> _To do_:
Find all lines in the records that include the word "content", and copy them out.

> _Exercise materials_:
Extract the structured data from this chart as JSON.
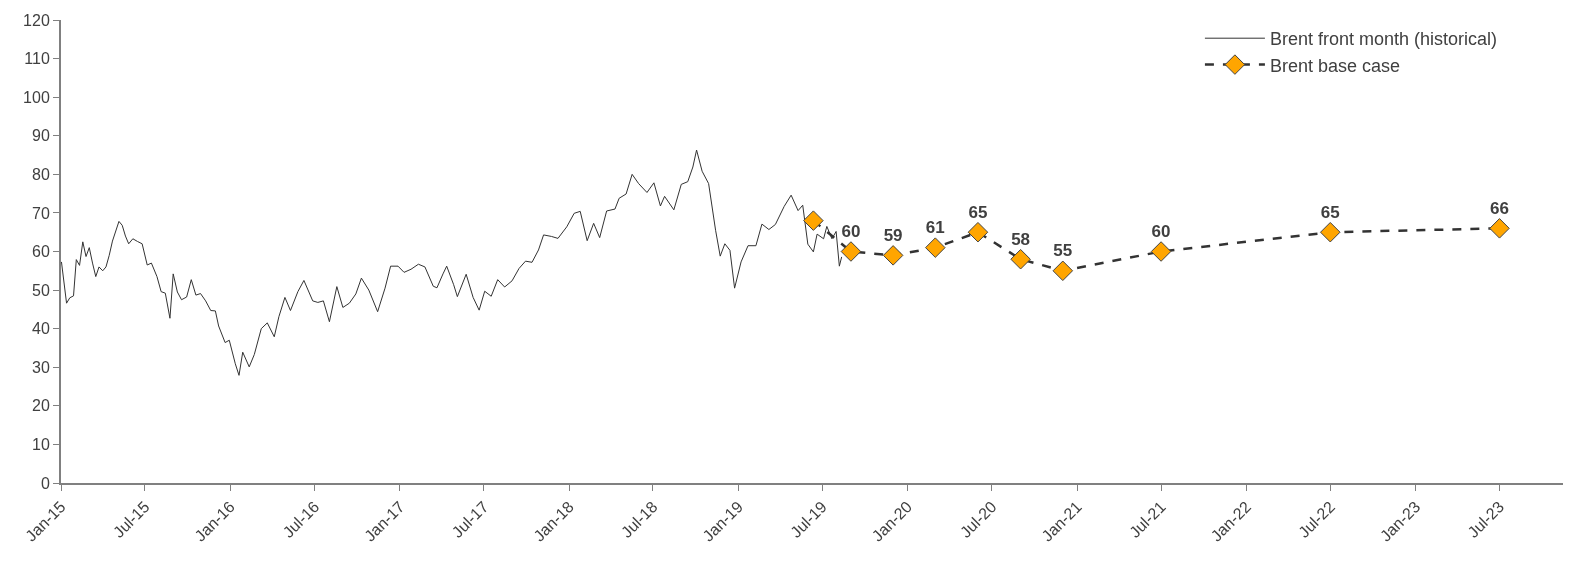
{
  "chart_data": {
    "type": "line",
    "xlim": [
      "2015-01-01",
      "2023-11-15"
    ],
    "xticks": [
      {
        "value": "2015-01",
        "label": "Jan-15"
      },
      {
        "value": "2015-07",
        "label": "Jul-15"
      },
      {
        "value": "2016-01",
        "label": "Jan-16"
      },
      {
        "value": "2016-07",
        "label": "Jul-16"
      },
      {
        "value": "2017-01",
        "label": "Jan-17"
      },
      {
        "value": "2017-07",
        "label": "Jul-17"
      },
      {
        "value": "2018-01",
        "label": "Jan-18"
      },
      {
        "value": "2018-07",
        "label": "Jul-18"
      },
      {
        "value": "2019-01",
        "label": "Jan-19"
      },
      {
        "value": "2019-07",
        "label": "Jul-19"
      },
      {
        "value": "2020-01",
        "label": "Jan-20"
      },
      {
        "value": "2020-07",
        "label": "Jul-20"
      },
      {
        "value": "2021-01",
        "label": "Jan-21"
      },
      {
        "value": "2021-07",
        "label": "Jul-21"
      },
      {
        "value": "2022-01",
        "label": "Jan-22"
      },
      {
        "value": "2022-07",
        "label": "Jul-22"
      },
      {
        "value": "2023-01",
        "label": "Jan-23"
      },
      {
        "value": "2023-07",
        "label": "Jul-23"
      }
    ],
    "ylim": [
      0,
      120
    ],
    "yticks": [
      0,
      10,
      20,
      30,
      40,
      50,
      60,
      70,
      80,
      90,
      100,
      110,
      120
    ],
    "legend": "top right",
    "series": [
      {
        "name": "Brent front month (historical)",
        "color": "#333333",
        "marker": "none",
        "line_style": "solid",
        "x": [
          "2015-01-02",
          "2015-01-13",
          "2015-01-20",
          "2015-01-28",
          "2015-02-03",
          "2015-02-10",
          "2015-02-17",
          "2015-02-24",
          "2015-03-03",
          "2015-03-10",
          "2015-03-17",
          "2015-03-24",
          "2015-04-01",
          "2015-04-08",
          "2015-04-15",
          "2015-04-22",
          "2015-05-06",
          "2015-05-13",
          "2015-05-20",
          "2015-05-27",
          "2015-06-05",
          "2015-06-15",
          "2015-06-25",
          "2015-07-06",
          "2015-07-15",
          "2015-07-27",
          "2015-08-05",
          "2015-08-14",
          "2015-08-24",
          "2015-08-31",
          "2015-09-09",
          "2015-09-18",
          "2015-09-29",
          "2015-10-09",
          "2015-10-19",
          "2015-10-29",
          "2015-11-09",
          "2015-11-20",
          "2015-11-30",
          "2015-12-07",
          "2015-12-21",
          "2015-12-30",
          "2016-01-12",
          "2016-01-20",
          "2016-01-28",
          "2016-02-11",
          "2016-02-22",
          "2016-03-08",
          "2016-03-21",
          "2016-04-05",
          "2016-04-15",
          "2016-04-28",
          "2016-05-10",
          "2016-05-26",
          "2016-06-08",
          "2016-06-27",
          "2016-07-08",
          "2016-07-20",
          "2016-08-02",
          "2016-08-18",
          "2016-08-31",
          "2016-09-14",
          "2016-09-28",
          "2016-10-10",
          "2016-10-26",
          "2016-11-14",
          "2016-11-30",
          "2016-12-12",
          "2016-12-28",
          "2017-01-10",
          "2017-01-25",
          "2017-02-10",
          "2017-02-24",
          "2017-03-14",
          "2017-03-22",
          "2017-04-04",
          "2017-04-12",
          "2017-04-27",
          "2017-05-05",
          "2017-05-24",
          "2017-06-08",
          "2017-06-21",
          "2017-07-03",
          "2017-07-17",
          "2017-07-31",
          "2017-08-15",
          "2017-08-31",
          "2017-09-15",
          "2017-09-29",
          "2017-10-13",
          "2017-10-27",
          "2017-11-07",
          "2017-11-24",
          "2017-12-08",
          "2017-12-27",
          "2018-01-12",
          "2018-01-25",
          "2018-02-09",
          "2018-02-23",
          "2018-03-08",
          "2018-03-23",
          "2018-04-10",
          "2018-04-19",
          "2018-05-04",
          "2018-05-17",
          "2018-05-31",
          "2018-06-18",
          "2018-07-03",
          "2018-07-17",
          "2018-07-26",
          "2018-08-15",
          "2018-08-31",
          "2018-09-14",
          "2018-09-25",
          "2018-10-03",
          "2018-10-15",
          "2018-10-29",
          "2018-11-13",
          "2018-11-23",
          "2018-12-03",
          "2018-12-14",
          "2018-12-24",
          "2019-01-07",
          "2019-01-22",
          "2019-02-08",
          "2019-02-21",
          "2019-03-08",
          "2019-03-22",
          "2019-04-10",
          "2019-04-25",
          "2019-05-10",
          "2019-05-20",
          "2019-05-31",
          "2019-06-12",
          "2019-06-20",
          "2019-07-04",
          "2019-07-11",
          "2019-07-22",
          "2019-07-31",
          "2019-08-07",
          "2019-08-12"
        ],
        "values": [
          57.3,
          46.6,
          48.0,
          48.5,
          57.9,
          56.4,
          62.5,
          58.7,
          61.0,
          57.0,
          53.5,
          56.0,
          55.0,
          56.0,
          59.0,
          62.7,
          67.8,
          66.8,
          64.0,
          62.0,
          63.3,
          62.6,
          62.0,
          56.5,
          57.0,
          53.5,
          49.6,
          49.2,
          42.7,
          54.2,
          49.5,
          47.5,
          48.2,
          52.7,
          48.7,
          49.1,
          47.2,
          44.7,
          44.6,
          40.7,
          36.4,
          37.0,
          30.9,
          27.9,
          33.9,
          30.1,
          33.3,
          40.0,
          41.5,
          37.9,
          43.1,
          48.1,
          44.7,
          49.6,
          52.5,
          47.2,
          46.8,
          47.2,
          41.8,
          50.9,
          45.5,
          46.6,
          49.0,
          53.1,
          50.0,
          44.4,
          50.5,
          56.2,
          56.2,
          54.6,
          55.4,
          56.7,
          56.0,
          51.0,
          50.6,
          54.2,
          56.2,
          51.4,
          48.3,
          54.1,
          48.1,
          44.8,
          49.7,
          48.4,
          52.7,
          50.8,
          52.4,
          55.6,
          57.5,
          57.2,
          60.4,
          64.3,
          63.9,
          63.4,
          66.4,
          69.9,
          70.4,
          62.8,
          67.3,
          63.6,
          70.5,
          71.0,
          73.8,
          74.9,
          80.0,
          77.6,
          75.3,
          77.8,
          71.8,
          74.3,
          70.8,
          77.4,
          78.1,
          81.9,
          86.3,
          80.8,
          77.6,
          65.5,
          58.8,
          62.0,
          60.3,
          50.5,
          57.3,
          61.5,
          61.5,
          67.1,
          65.7,
          67.0,
          71.7,
          74.6,
          70.6,
          72.0,
          61.9,
          59.9,
          64.5,
          63.3,
          66.5,
          63.3,
          65.2,
          56.2,
          58.6
        ]
      },
      {
        "name": "Brent base case",
        "color": "#ffa500",
        "marker": "diamond",
        "line_style": "dashed",
        "x": [
          "2019-06-12",
          "2019-09",
          "2019-12",
          "2020-03",
          "2020-06",
          "2020-09",
          "2020-12",
          "2021-07",
          "2022-07",
          "2023-07"
        ],
        "values": [
          68,
          60,
          59,
          61,
          65,
          58,
          55,
          60,
          65,
          66
        ],
        "value_labels": [
          null,
          "60",
          "59",
          "61",
          "65",
          "58",
          "55",
          "60",
          "65",
          "66"
        ]
      }
    ]
  }
}
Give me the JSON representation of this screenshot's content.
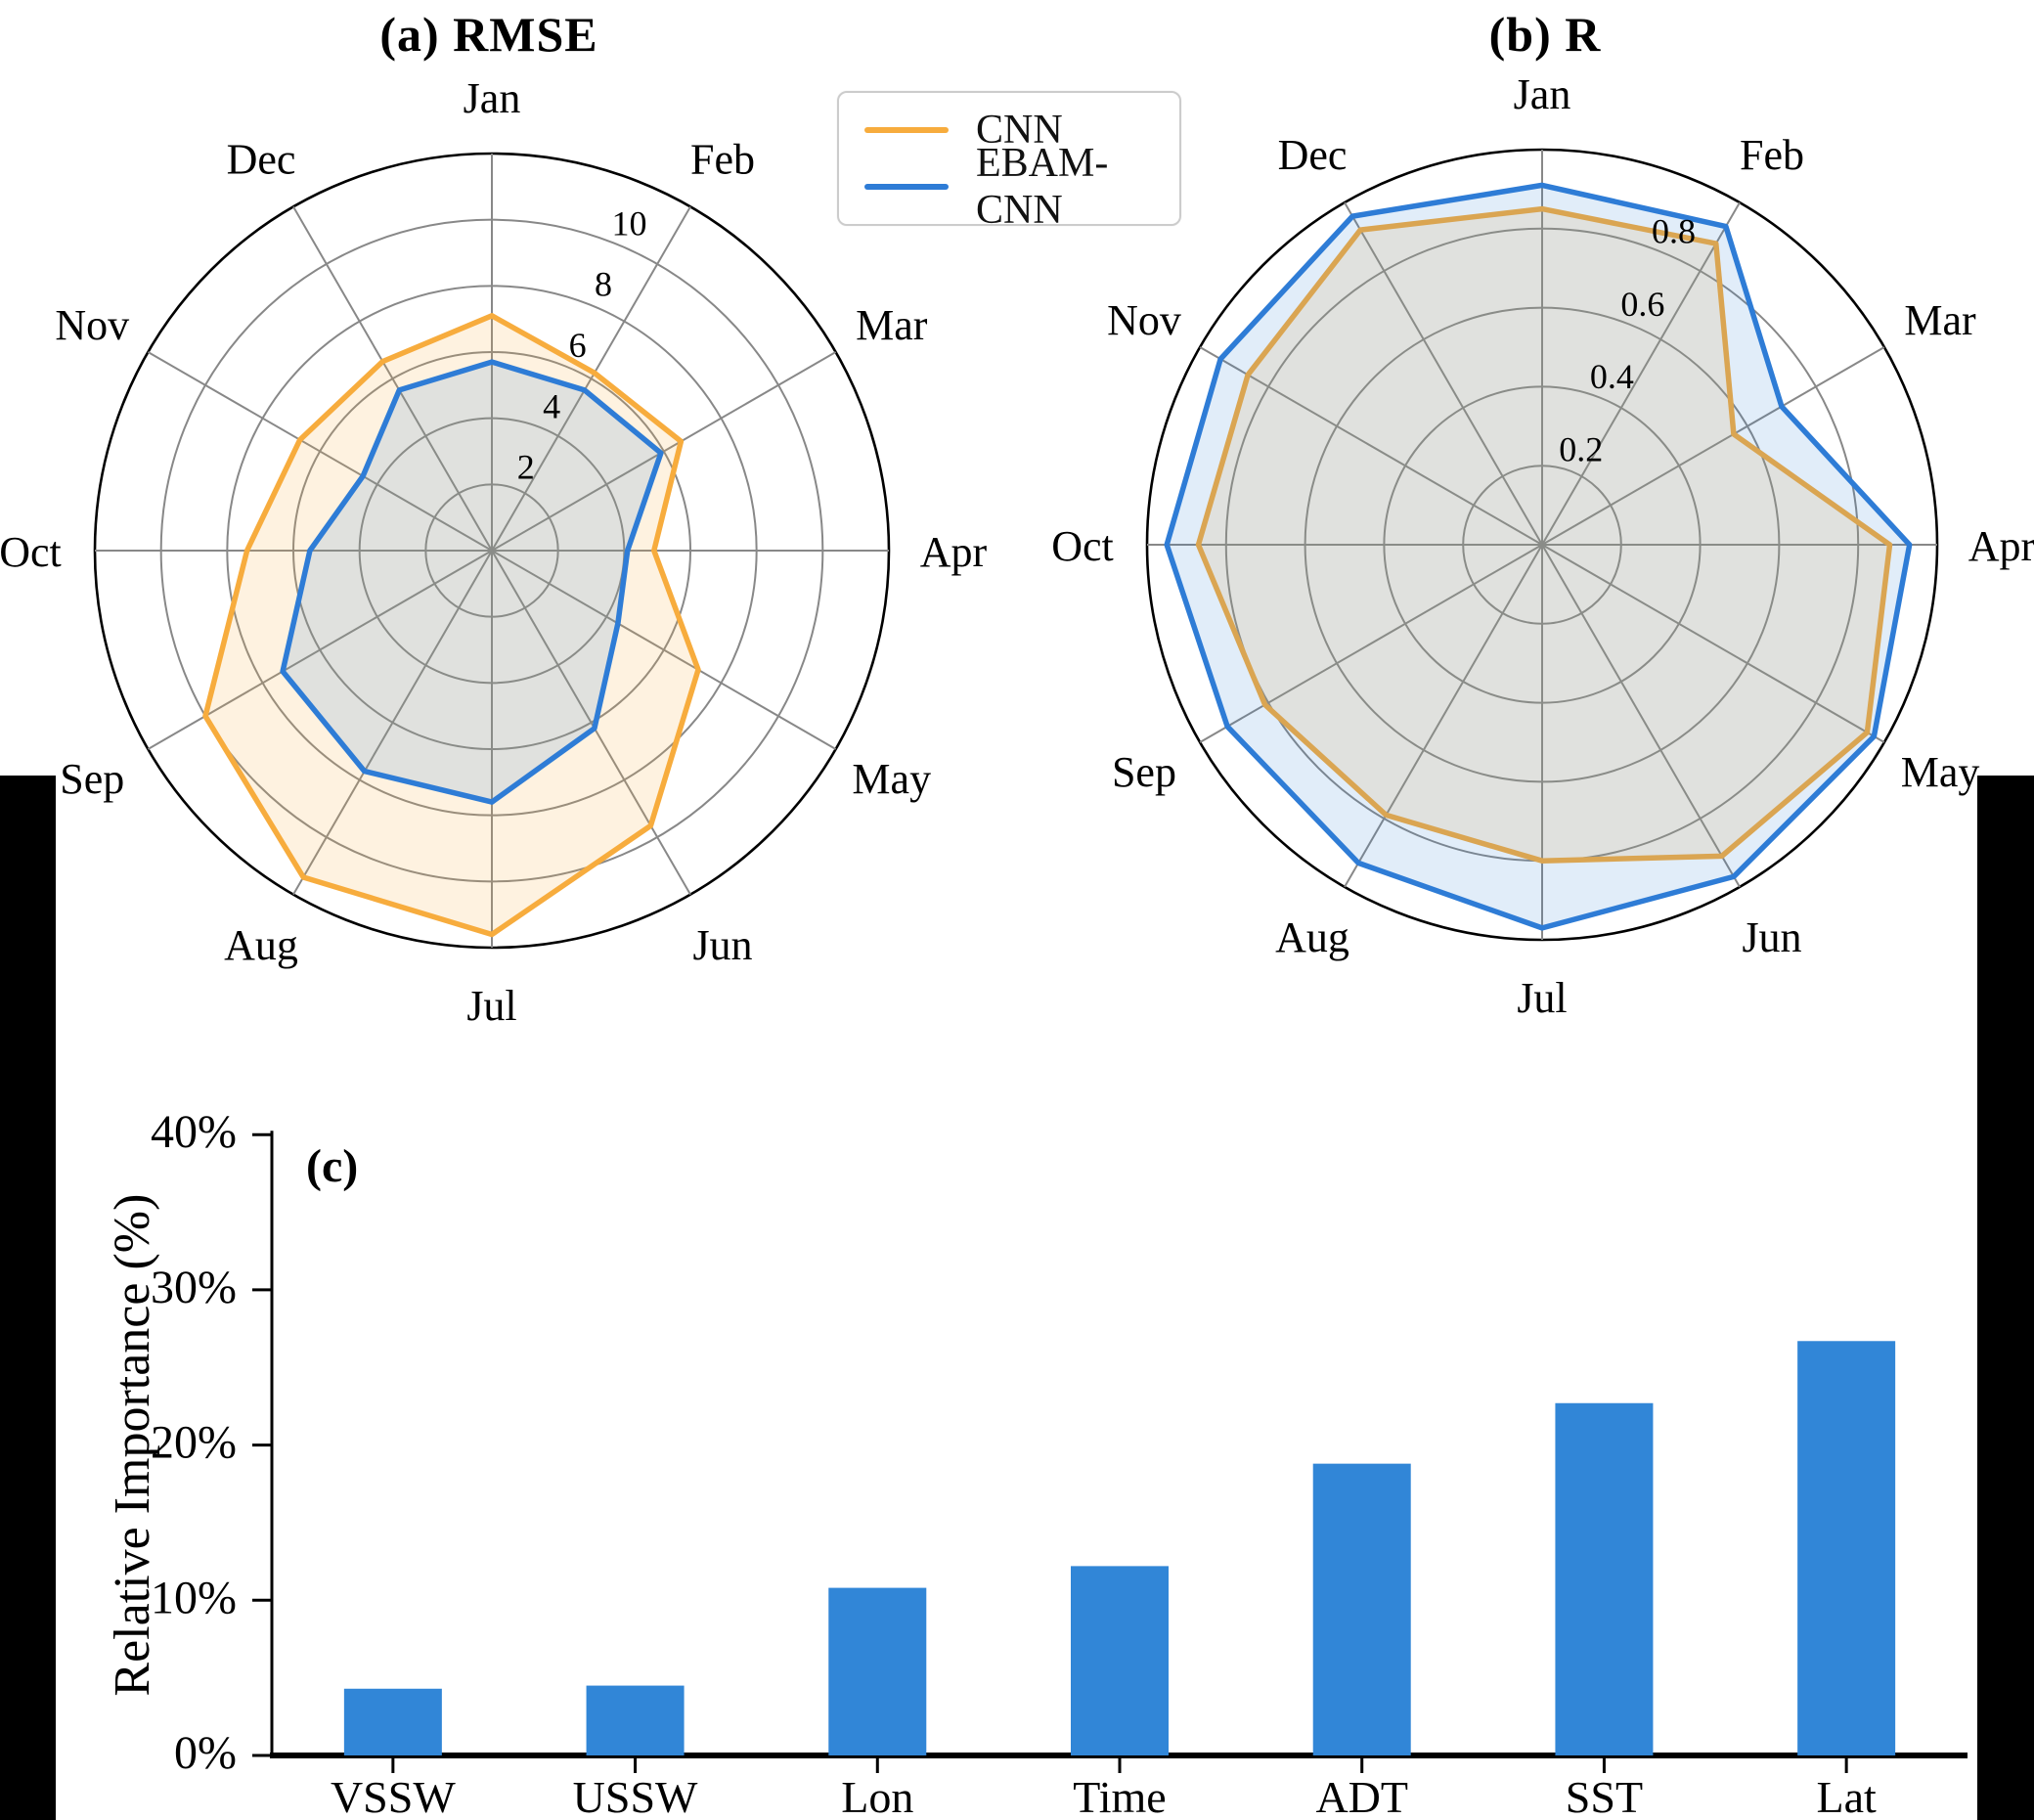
{
  "titles": {
    "panel_a": "(a) RMSE",
    "panel_b": "(b) R",
    "panel_c": "(c)"
  },
  "legend": {
    "items": [
      {
        "label": "CNN",
        "color": "#F7AC3D"
      },
      {
        "label": "EBAM-CNN",
        "color": "#2E7CD6"
      }
    ]
  },
  "colors": {
    "cnn_line": "#F7AC3D",
    "ebam_line": "#2E7CD6",
    "cnn_fill": "rgba(247,172,61,0.16)",
    "ebam_fill": "rgba(46,124,214,0.14)",
    "bar_fill": "#3186D7",
    "grid_gray": "#888888",
    "outer_circle": "#000000"
  },
  "chart_data": [
    {
      "type": "radar",
      "title": "(a) RMSE",
      "categories": [
        "Jan",
        "Feb",
        "Mar",
        "Apr",
        "May",
        "Jun",
        "Jul",
        "Aug",
        "Sep",
        "Oct",
        "Nov",
        "Dec"
      ],
      "series": [
        {
          "name": "CNN",
          "values": [
            7.1,
            6.2,
            6.6,
            4.9,
            7.2,
            9.6,
            11.6,
            11.4,
            10.0,
            7.4,
            6.7,
            6.6
          ]
        },
        {
          "name": "EBAM-CNN",
          "values": [
            5.7,
            5.6,
            5.9,
            4.1,
            4.4,
            6.2,
            7.6,
            7.7,
            7.3,
            5.5,
            4.5,
            5.6
          ]
        }
      ],
      "rtick_labels": [
        "2",
        "4",
        "6",
        "8",
        "10"
      ],
      "rmax": 12,
      "grid": true,
      "legend_position": "top-center"
    },
    {
      "type": "radar",
      "title": "(b) R",
      "categories": [
        "Jan",
        "Feb",
        "Mar",
        "Apr",
        "May",
        "Jun",
        "Jul",
        "Aug",
        "Sep",
        "Oct",
        "Nov",
        "Dec"
      ],
      "series": [
        {
          "name": "CNN",
          "values": [
            0.85,
            0.88,
            0.56,
            0.88,
            0.95,
            0.91,
            0.8,
            0.79,
            0.81,
            0.87,
            0.86,
            0.92
          ]
        },
        {
          "name": "EBAM-CNN",
          "values": [
            0.91,
            0.93,
            0.7,
            0.93,
            0.97,
            0.97,
            0.97,
            0.93,
            0.92,
            0.95,
            0.94,
            0.96
          ]
        }
      ],
      "rtick_labels": [
        "0.2",
        "0.4",
        "0.6",
        "0.8"
      ],
      "rmax": 1.0,
      "grid": true,
      "legend_position": "top-center"
    },
    {
      "type": "bar",
      "title": "(c)",
      "categories": [
        "VSSW",
        "USSW",
        "Lon",
        "Time",
        "ADT",
        "SST",
        "Lat"
      ],
      "values": [
        4.3,
        4.5,
        10.8,
        12.2,
        18.8,
        22.7,
        26.7
      ],
      "ylabel": "Relative Importance (%)",
      "xlabel": "",
      "ytick_values": [
        0,
        10,
        20,
        30,
        40
      ],
      "ytick_labels": [
        "0%",
        "10%",
        "20%",
        "30%",
        "40%"
      ],
      "ylim": [
        0,
        40
      ],
      "grid": false
    }
  ]
}
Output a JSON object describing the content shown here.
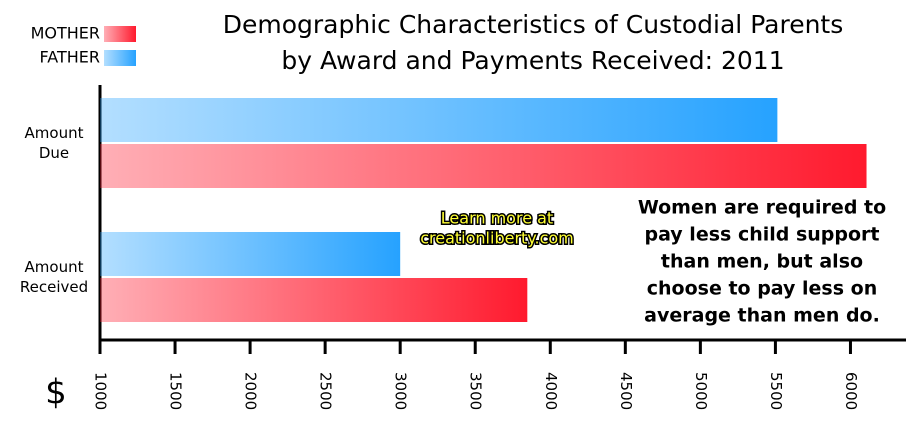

> _Response to the task_:
Give me the JSON representation of this screenshot's content.
Output a JSON object describing the content shown here.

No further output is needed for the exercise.